▶ **Objective**
Using the data below, repeat all of it precisely.

╔══

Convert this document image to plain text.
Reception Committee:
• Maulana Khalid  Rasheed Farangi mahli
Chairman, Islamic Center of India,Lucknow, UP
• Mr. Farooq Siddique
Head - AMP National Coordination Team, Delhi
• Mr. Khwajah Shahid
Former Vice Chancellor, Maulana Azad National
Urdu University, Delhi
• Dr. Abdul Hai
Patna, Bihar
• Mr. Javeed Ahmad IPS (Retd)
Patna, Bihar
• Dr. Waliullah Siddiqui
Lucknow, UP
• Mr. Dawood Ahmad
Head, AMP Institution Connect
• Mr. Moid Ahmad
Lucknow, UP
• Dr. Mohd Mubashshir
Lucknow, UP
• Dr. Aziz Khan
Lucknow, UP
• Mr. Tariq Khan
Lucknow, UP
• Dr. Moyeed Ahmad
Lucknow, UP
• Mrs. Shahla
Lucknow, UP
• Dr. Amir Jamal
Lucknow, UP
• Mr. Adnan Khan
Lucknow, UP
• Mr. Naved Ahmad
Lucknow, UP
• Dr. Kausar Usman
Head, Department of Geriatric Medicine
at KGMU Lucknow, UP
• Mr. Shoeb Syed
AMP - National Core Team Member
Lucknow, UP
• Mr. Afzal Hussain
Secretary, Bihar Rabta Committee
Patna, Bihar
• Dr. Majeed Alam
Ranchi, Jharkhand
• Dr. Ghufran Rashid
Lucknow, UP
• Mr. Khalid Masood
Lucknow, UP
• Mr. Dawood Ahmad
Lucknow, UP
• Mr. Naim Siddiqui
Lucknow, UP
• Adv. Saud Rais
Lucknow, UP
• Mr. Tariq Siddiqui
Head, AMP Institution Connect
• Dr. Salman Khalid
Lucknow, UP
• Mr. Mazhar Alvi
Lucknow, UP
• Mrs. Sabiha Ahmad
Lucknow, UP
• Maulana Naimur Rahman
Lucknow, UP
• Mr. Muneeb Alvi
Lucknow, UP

╚══

▶ **Correct result**
Convert this document image to plain text.
Reception Committee:
• Maulana Khalid  Rasheed Farangi mahli
Chairman, Islamic Center of India,Lucknow, UP
• Mr. Farooq Siddique
Head - AMP National Coordination Team, Delhi
• Mr. Khwajah Shahid
Former Vice Chancellor, Maulana Azad National
Urdu University, Delhi
• Dr. Abdul Hai
Patna, Bihar
• Mr. Javeed Ahmad IPS (Retd)
Patna, Bihar
• Dr. Waliullah Siddiqui
Lucknow, UP
• Mr. Dawood Ahmad
Head, AMP Institution Connect
• Mr. Moid Ahmad
Lucknow, UP
• Dr. Mohd Mubashshir
Lucknow, UP
• Dr. Aziz Khan
Lucknow, UP
• Mr. Tariq Khan
Lucknow, UP
• Dr. Moyeed Ahmad
Lucknow, UP
• Mrs. Shahla
Lucknow, UP
• Dr. Amir Jamal
Lucknow, UP
• Mr. Adnan Khan
Lucknow, UP
• Mr. Naved Ahmad
Lucknow, UP
• Dr. Kausar Usman
Head, Department of Geriatric Medicine
at KGMU Lucknow, UP
• Mr. Shoeb Syed
AMP - National Core Team Member
Lucknow, UP
• Mr. Afzal Hussain
Secretary, Bihar Rabta Committee
Patna, Bihar
• Dr. Majeed Alam
Ranchi, Jharkhand
• Dr. Ghufran Rashid
Lucknow, UP
• Mr. Khalid Masood
Lucknow, UP
• Mr. Dawood Ahmad
Lucknow, UP
• Mr. Naim Siddiqui
Lucknow, UP
• Adv. Saud Rais
Lucknow, UP
• Mr. Tariq Siddiqui
Head, AMP Institution Connect
• Dr. Salman Khalid
Lucknow, UP
• Mr. Mazhar Alvi
Lucknow, UP
• Mrs. Sabiha Ahmad
Lucknow, UP
• Maulana Naimur Rahman
Lucknow, UP
• Mr. Muneeb Alvi
Lucknow, UP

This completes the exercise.